## [What the task asks]
In the records below, copy verbatim the lines starting at the line containing "440, 448, 457]" and ending at the line containing "53, 615, 352]", including both of those lines.

## [Record excerpts]
◇ ◇ ◇

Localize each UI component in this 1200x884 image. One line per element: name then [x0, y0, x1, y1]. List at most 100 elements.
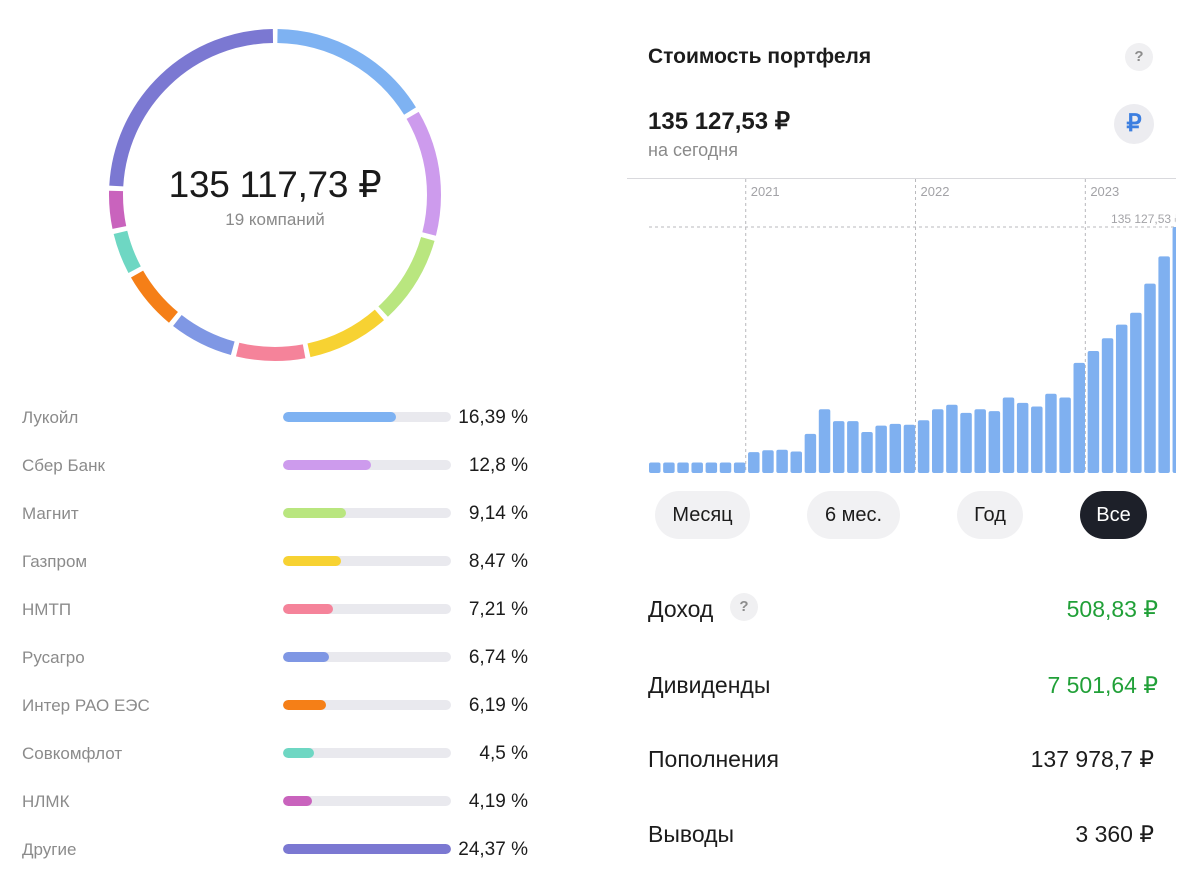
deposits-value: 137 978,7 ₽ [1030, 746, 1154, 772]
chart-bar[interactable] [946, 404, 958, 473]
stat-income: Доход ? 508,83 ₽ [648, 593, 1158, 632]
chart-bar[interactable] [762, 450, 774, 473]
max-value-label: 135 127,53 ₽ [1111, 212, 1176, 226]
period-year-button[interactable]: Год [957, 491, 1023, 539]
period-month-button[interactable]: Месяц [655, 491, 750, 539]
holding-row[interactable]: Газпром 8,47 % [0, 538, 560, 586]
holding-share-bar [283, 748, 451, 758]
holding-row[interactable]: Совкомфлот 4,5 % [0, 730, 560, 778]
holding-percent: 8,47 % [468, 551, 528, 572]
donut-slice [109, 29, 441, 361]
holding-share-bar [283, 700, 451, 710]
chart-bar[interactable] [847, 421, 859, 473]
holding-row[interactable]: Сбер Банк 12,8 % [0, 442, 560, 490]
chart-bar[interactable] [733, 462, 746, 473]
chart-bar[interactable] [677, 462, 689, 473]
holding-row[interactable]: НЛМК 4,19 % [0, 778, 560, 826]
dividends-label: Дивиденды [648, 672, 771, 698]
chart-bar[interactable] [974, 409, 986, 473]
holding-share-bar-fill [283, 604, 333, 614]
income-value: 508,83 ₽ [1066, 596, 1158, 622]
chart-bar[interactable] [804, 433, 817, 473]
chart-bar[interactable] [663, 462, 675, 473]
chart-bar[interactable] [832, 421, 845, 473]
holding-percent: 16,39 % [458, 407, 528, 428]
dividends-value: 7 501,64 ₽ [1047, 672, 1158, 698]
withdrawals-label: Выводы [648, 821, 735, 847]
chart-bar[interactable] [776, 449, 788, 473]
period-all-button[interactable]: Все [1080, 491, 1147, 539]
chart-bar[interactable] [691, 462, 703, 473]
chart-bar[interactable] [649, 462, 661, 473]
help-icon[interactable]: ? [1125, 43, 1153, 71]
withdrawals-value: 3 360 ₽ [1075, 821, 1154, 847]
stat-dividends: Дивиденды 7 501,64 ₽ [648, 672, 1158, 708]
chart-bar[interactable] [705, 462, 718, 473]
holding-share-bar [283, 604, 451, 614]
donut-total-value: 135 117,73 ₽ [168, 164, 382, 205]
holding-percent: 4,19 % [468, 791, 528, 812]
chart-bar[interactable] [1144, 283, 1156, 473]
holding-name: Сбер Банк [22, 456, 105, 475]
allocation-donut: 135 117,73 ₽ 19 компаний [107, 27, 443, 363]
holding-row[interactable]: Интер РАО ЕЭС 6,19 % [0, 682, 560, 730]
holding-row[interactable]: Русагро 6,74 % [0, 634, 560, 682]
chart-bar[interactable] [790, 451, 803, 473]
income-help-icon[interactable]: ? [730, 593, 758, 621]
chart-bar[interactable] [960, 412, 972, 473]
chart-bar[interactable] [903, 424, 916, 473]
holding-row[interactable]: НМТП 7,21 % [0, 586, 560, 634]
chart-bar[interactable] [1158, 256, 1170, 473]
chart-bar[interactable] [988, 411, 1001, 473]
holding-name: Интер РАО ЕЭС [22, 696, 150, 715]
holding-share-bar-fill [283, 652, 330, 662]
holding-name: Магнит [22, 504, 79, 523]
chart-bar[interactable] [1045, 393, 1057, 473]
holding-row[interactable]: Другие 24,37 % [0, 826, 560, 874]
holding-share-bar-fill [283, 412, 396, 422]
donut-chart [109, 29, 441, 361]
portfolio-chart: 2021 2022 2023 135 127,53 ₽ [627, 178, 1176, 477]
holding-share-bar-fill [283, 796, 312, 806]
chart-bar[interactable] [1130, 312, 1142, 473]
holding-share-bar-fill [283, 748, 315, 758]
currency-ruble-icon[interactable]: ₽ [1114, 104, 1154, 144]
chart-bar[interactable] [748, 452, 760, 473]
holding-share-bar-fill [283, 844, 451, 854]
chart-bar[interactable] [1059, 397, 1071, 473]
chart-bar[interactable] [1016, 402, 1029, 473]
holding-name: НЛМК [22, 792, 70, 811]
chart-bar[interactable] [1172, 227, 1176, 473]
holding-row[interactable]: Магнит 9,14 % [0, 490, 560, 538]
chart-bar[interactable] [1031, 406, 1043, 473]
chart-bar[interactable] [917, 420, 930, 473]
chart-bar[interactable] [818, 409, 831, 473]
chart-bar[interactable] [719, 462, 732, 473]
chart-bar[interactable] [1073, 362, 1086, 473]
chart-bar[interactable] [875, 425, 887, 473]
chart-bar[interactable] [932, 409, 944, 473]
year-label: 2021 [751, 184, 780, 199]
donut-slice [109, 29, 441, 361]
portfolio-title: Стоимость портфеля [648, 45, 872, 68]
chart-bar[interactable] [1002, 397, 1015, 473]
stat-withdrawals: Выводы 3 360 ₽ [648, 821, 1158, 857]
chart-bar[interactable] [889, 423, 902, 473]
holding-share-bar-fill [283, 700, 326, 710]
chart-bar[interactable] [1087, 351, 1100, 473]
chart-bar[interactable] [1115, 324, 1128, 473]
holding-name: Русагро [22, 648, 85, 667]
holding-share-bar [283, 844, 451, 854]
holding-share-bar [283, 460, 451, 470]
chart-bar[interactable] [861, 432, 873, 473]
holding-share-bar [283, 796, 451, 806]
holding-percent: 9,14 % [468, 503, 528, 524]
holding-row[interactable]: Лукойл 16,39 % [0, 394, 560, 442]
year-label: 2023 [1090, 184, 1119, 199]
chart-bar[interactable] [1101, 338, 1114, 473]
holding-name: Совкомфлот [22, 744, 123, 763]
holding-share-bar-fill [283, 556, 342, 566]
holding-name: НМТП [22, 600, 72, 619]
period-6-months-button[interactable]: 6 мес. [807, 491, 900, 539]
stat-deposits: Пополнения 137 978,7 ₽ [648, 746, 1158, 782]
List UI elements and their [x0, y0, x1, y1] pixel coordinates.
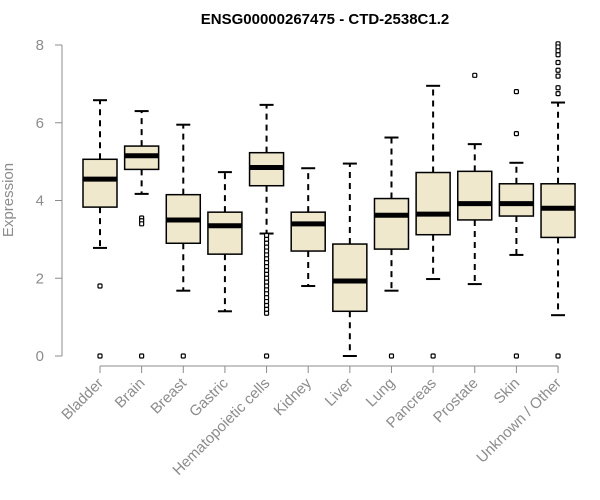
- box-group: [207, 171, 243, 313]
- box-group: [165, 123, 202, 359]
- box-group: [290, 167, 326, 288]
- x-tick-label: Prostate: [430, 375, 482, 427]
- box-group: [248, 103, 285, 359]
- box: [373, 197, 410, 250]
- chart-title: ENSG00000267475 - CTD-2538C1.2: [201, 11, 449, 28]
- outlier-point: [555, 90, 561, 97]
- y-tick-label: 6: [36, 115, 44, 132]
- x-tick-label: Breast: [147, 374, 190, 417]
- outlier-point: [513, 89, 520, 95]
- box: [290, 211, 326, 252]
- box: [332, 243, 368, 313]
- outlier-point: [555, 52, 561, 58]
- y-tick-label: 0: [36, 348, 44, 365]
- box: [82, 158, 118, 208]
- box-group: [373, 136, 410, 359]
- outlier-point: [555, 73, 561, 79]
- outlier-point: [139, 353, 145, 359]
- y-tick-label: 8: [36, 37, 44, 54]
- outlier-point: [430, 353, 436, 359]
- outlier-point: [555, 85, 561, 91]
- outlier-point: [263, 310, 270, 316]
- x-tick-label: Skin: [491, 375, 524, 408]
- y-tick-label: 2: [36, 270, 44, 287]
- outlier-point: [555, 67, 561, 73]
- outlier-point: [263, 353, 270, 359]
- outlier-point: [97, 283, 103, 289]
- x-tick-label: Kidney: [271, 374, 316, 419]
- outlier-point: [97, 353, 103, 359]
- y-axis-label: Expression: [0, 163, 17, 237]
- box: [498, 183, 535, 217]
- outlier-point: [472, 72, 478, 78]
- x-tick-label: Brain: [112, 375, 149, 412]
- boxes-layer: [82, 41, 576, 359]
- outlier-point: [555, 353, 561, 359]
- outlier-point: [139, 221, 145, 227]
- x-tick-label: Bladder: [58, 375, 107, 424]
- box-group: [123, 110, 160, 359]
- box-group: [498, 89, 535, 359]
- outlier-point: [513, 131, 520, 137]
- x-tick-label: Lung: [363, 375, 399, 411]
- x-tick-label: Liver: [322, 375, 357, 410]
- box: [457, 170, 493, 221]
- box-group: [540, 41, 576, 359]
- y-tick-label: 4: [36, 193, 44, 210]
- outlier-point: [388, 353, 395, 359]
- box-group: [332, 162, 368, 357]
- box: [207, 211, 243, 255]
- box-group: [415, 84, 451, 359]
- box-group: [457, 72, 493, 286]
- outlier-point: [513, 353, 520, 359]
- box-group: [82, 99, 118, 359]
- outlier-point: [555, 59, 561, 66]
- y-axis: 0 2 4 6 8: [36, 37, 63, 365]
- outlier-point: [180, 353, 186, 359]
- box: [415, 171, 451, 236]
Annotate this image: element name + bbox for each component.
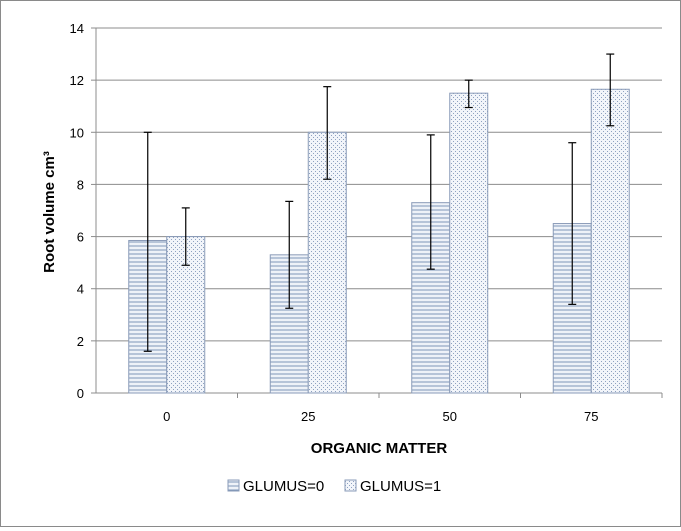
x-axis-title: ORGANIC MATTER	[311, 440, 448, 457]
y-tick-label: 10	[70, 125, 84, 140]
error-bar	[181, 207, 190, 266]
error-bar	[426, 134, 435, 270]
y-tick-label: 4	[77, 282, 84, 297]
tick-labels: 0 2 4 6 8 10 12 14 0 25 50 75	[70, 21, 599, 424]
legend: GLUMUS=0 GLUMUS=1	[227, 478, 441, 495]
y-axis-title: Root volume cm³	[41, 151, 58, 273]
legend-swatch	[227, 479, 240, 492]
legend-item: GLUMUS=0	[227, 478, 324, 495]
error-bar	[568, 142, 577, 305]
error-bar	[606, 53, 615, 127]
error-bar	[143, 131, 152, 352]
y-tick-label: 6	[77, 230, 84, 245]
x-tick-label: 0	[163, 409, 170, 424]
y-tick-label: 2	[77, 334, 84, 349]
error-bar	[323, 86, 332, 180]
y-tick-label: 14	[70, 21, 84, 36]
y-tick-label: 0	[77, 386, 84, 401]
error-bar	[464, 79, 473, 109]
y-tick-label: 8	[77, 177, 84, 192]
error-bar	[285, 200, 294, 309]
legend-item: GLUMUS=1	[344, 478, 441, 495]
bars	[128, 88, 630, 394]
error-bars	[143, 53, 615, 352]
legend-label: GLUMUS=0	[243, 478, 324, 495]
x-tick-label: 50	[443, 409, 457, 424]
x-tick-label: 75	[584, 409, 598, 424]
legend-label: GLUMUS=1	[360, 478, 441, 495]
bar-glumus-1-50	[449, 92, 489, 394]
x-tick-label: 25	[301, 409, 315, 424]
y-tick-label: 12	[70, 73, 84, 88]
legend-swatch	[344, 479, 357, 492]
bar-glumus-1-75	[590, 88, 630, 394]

◇ ◇ ◇

## [Result below]
x-axis-title: ORGANIC MATTER	[311, 440, 448, 457]
y-tick-label: 10	[70, 125, 84, 140]
error-bar	[181, 207, 190, 266]
error-bar	[426, 134, 435, 270]
y-tick-label: 4	[77, 282, 84, 297]
tick-labels: 0 2 4 6 8 10 12 14 0 25 50 75	[70, 21, 599, 424]
legend: GLUMUS=0 GLUMUS=1	[227, 478, 441, 495]
y-axis-title: Root volume cm³	[41, 151, 58, 273]
legend-swatch	[227, 479, 240, 492]
legend-item: GLUMUS=0	[227, 478, 324, 495]
error-bar	[568, 142, 577, 305]
error-bar	[606, 53, 615, 127]
error-bar	[143, 131, 152, 352]
y-tick-label: 6	[77, 230, 84, 245]
x-tick-label: 0	[163, 409, 170, 424]
y-tick-label: 2	[77, 334, 84, 349]
error-bar	[323, 86, 332, 180]
y-tick-label: 14	[70, 21, 84, 36]
y-tick-label: 0	[77, 386, 84, 401]
error-bar	[464, 79, 473, 109]
y-tick-label: 8	[77, 177, 84, 192]
error-bar	[285, 200, 294, 309]
legend-item: GLUMUS=1	[344, 478, 441, 495]
bars	[128, 88, 630, 394]
error-bars	[143, 53, 615, 352]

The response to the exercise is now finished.